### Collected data
________________________
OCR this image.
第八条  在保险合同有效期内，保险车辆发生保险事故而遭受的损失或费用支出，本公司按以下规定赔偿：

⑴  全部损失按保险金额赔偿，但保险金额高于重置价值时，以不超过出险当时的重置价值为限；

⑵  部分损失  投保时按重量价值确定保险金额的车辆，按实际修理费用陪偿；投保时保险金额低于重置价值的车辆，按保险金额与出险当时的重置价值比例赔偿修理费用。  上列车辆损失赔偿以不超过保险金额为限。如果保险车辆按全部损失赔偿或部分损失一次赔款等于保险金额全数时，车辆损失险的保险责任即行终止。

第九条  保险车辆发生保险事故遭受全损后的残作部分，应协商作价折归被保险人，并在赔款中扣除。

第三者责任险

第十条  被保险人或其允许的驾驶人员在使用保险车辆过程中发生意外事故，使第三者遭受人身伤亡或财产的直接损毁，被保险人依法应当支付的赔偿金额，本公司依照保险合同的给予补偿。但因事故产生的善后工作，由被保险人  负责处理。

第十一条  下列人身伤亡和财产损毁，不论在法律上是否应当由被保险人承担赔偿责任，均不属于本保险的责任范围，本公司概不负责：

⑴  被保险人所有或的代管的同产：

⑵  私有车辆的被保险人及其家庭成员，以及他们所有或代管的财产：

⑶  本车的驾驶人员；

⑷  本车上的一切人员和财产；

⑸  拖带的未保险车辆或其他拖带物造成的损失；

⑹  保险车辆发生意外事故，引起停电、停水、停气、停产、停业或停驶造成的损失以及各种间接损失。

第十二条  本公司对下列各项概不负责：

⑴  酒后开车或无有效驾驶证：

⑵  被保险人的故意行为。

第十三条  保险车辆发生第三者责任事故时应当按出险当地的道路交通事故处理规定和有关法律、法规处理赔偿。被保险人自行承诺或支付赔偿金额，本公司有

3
________________________
### PROBLEM REQUIREMENTS
Every record above must be duplicated exactly.

### FINISHED ANSWER
OCR this image.
第八条  在保险合同有效期内，保险车辆发生保险事故而遭受的损失或费用支出，本公司按以下规定赔偿：

⑴  全部损失按保险金额赔偿，但保险金额高于重置价值时，以不超过出险当时的重置价值为限；

⑵  部分损失  投保时按重量价值确定保险金额的车辆，按实际修理费用陪偿；投保时保险金额低于重置价值的车辆，按保险金额与出险当时的重置价值比例赔偿修理费用。  上列车辆损失赔偿以不超过保险金额为限。如果保险车辆按全部损失赔偿或部分损失一次赔款等于保险金额全数时，车辆损失险的保险责任即行终止。

第九条  保险车辆发生保险事故遭受全损后的残作部分，应协商作价折归被保险人，并在赔款中扣除。

第三者责任险

第十条  被保险人或其允许的驾驶人员在使用保险车辆过程中发生意外事故，使第三者遭受人身伤亡或财产的直接损毁，被保险人依法应当支付的赔偿金额，本公司依照保险合同的给予补偿。但因事故产生的善后工作，由被保险人  负责处理。

第十一条  下列人身伤亡和财产损毁，不论在法律上是否应当由被保险人承担赔偿责任，均不属于本保险的责任范围，本公司概不负责：

⑴  被保险人所有或的代管的同产：

⑵  私有车辆的被保险人及其家庭成员，以及他们所有或代管的财产：

⑶  本车的驾驶人员；

⑷  本车上的一切人员和财产；

⑸  拖带的未保险车辆或其他拖带物造成的损失；

⑹  保险车辆发生意外事故，引起停电、停水、停气、停产、停业或停驶造成的损失以及各种间接损失。

第十二条  本公司对下列各项概不负责：

⑴  酒后开车或无有效驾驶证：

⑵  被保险人的故意行为。

第十三条  保险车辆发生第三者责任事故时应当按出险当地的道路交通事故处理规定和有关法律、法规处理赔偿。被保险人自行承诺或支付赔偿金额，本公司有

3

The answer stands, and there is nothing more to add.